What to produce: Reproduce the material in full, unchanged.

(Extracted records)
++++++++++

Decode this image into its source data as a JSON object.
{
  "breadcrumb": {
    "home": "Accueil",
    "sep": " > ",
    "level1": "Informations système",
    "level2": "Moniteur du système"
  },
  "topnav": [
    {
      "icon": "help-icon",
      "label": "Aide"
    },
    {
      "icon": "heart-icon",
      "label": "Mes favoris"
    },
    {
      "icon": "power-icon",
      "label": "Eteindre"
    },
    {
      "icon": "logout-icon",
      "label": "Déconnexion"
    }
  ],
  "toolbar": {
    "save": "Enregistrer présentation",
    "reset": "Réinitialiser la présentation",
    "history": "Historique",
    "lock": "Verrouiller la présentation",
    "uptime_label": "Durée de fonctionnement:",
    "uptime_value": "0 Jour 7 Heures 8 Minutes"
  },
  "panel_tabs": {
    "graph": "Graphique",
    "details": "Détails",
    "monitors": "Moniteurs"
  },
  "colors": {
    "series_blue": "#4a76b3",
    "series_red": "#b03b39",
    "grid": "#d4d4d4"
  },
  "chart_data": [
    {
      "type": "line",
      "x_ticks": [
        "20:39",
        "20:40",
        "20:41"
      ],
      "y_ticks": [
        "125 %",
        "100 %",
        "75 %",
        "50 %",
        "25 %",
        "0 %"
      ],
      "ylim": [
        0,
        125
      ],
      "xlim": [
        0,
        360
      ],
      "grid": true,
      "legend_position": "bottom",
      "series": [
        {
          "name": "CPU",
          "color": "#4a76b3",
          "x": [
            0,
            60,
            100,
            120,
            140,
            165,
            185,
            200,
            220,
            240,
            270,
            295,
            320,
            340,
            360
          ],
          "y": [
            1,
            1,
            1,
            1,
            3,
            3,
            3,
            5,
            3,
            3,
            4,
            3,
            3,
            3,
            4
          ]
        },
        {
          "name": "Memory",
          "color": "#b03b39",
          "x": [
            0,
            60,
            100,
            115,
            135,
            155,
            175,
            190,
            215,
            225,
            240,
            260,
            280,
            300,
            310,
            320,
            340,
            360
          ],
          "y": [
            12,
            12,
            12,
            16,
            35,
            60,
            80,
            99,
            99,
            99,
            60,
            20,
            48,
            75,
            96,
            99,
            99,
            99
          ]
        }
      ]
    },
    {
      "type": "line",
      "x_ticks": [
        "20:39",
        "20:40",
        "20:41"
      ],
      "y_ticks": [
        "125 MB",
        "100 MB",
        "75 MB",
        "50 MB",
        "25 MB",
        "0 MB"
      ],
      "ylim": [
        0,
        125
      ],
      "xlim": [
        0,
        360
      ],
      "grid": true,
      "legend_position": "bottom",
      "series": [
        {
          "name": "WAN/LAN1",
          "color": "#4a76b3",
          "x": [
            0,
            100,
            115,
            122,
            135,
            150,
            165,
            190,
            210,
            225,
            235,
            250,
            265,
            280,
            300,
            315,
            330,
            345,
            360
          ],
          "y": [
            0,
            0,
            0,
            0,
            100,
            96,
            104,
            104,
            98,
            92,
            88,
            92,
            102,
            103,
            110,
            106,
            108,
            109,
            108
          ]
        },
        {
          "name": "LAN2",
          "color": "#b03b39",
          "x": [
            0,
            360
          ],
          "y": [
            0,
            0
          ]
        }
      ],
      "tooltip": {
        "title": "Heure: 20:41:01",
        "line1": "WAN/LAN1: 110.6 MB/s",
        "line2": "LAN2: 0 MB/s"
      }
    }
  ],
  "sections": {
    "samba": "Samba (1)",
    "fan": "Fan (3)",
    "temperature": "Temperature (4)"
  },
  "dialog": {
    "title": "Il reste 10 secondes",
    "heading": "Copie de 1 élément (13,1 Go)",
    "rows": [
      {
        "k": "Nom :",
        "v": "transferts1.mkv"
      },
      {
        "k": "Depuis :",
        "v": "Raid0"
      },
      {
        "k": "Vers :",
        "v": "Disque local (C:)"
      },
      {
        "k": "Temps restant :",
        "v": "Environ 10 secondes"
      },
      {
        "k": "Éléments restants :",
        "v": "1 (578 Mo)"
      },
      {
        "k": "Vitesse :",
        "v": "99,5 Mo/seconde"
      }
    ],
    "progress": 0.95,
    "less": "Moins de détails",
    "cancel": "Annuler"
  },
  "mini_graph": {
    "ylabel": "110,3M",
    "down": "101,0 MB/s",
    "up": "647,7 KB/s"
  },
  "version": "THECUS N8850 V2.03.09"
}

++++++++++

Output for this exercise:
Decode this image into its source data as a JSON object.
{
  "breadcrumb": {
    "home": "Accueil",
    "sep": " > ",
    "level1": "Informations système",
    "level2": "Moniteur du système"
  },
  "topnav": [
    {
      "icon": "help-icon",
      "label": "Aide"
    },
    {
      "icon": "heart-icon",
      "label": "Mes favoris"
    },
    {
      "icon": "power-icon",
      "label": "Eteindre"
    },
    {
      "icon": "logout-icon",
      "label": "Déconnexion"
    }
  ],
  "toolbar": {
    "save": "Enregistrer présentation",
    "reset": "Réinitialiser la présentation",
    "history": "Historique",
    "lock": "Verrouiller la présentation",
    "uptime_label": "Durée de fonctionnement:",
    "uptime_value": "0 Jour 7 Heures 8 Minutes"
  },
  "panel_tabs": {
    "graph": "Graphique",
    "details": "Détails",
    "monitors": "Moniteurs"
  },
  "colors": {
    "series_blue": "#4a76b3",
    "series_red": "#b03b39",
    "grid": "#d4d4d4"
  },
  "chart_data": [
    {
      "type": "line",
      "x_ticks": [
        "20:39",
        "20:40",
        "20:41"
      ],
      "y_ticks": [
        "125 %",
        "100 %",
        "75 %",
        "50 %",
        "25 %",
        "0 %"
      ],
      "ylim": [
        0,
        125
      ],
      "xlim": [
        0,
        360
      ],
      "grid": true,
      "legend_position": "bottom",
      "series": [
        {
          "name": "CPU",
          "color": "#4a76b3",
          "x": [
            0,
            60,
            100,
            120,
            140,
            165,
            185,
            200,
            220,
            240,
            270,
            295,
            320,
            340,
            360
          ],
          "y": [
            1,
            1,
            1,
            1,
            3,
            3,
            3,
            5,
            3,
            3,
            4,
            3,
            3,
            3,
            4
          ]
        },
        {
          "name": "Memory",
          "color": "#b03b39",
          "x": [
            0,
            60,
            100,
            115,
            135,
            155,
            175,
            190,
            215,
            225,
            240,
            260,
            280,
            300,
            310,
            320,
            340,
            360
          ],
          "y": [
            12,
            12,
            12,
            16,
            35,
            60,
            80,
            99,
            99,
            99,
            60,
            20,
            48,
            75,
            96,
            99,
            99,
            99
          ]
        }
      ]
    },
    {
      "type": "line",
      "x_ticks": [
        "20:39",
        "20:40",
        "20:41"
      ],
      "y_ticks": [
        "125 MB",
        "100 MB",
        "75 MB",
        "50 MB",
        "25 MB",
        "0 MB"
      ],
      "ylim": [
        0,
        125
      ],
      "xlim": [
        0,
        360
      ],
      "grid": true,
      "legend_position": "bottom",
      "series": [
        {
          "name": "WAN/LAN1",
          "color": "#4a76b3",
          "x": [
            0,
            100,
            115,
            122,
            135,
            150,
            165,
            190,
            210,
            225,
            235,
            250,
            265,
            280,
            300,
            315,
            330,
            345,
            360
          ],
          "y": [
            0,
            0,
            0,
            0,
            100,
            96,
            104,
            104,
            98,
            92,
            88,
            92,
            102,
            103,
            110,
            106,
            108,
            109,
            108
          ]
        },
        {
          "name": "LAN2",
          "color": "#b03b39",
          "x": [
            0,
            360
          ],
          "y": [
            0,
            0
          ]
        }
      ],
      "tooltip": {
        "title": "Heure: 20:41:01",
        "line1": "WAN/LAN1: 110.6 MB/s",
        "line2": "LAN2: 0 MB/s"
      }
    }
  ],
  "sections": {
    "samba": "Samba (1)",
    "fan": "Fan (3)",
    "temperature": "Temperature (4)"
  },
  "dialog": {
    "title": "Il reste 10 secondes",
    "heading": "Copie de 1 élément (13,1 Go)",
    "rows": [
      {
        "k": "Nom :",
        "v": "transferts1.mkv"
      },
      {
        "k": "Depuis :",
        "v": "Raid0"
      },
      {
        "k": "Vers :",
        "v": "Disque local (C:)"
      },
      {
        "k": "Temps restant :",
        "v": "Environ 10 secondes"
      },
      {
        "k": "Éléments restants :",
        "v": "1 (578 Mo)"
      },
      {
        "k": "Vitesse :",
        "v": "99,5 Mo/seconde"
      }
    ],
    "progress": 0.95,
    "less": "Moins de détails",
    "cancel": "Annuler"
  },
  "mini_graph": {
    "ylabel": "110,3M",
    "down": "101,0 MB/s",
    "up": "647,7 KB/s"
  },
  "version": "THECUS N8850 V2.03.09"
}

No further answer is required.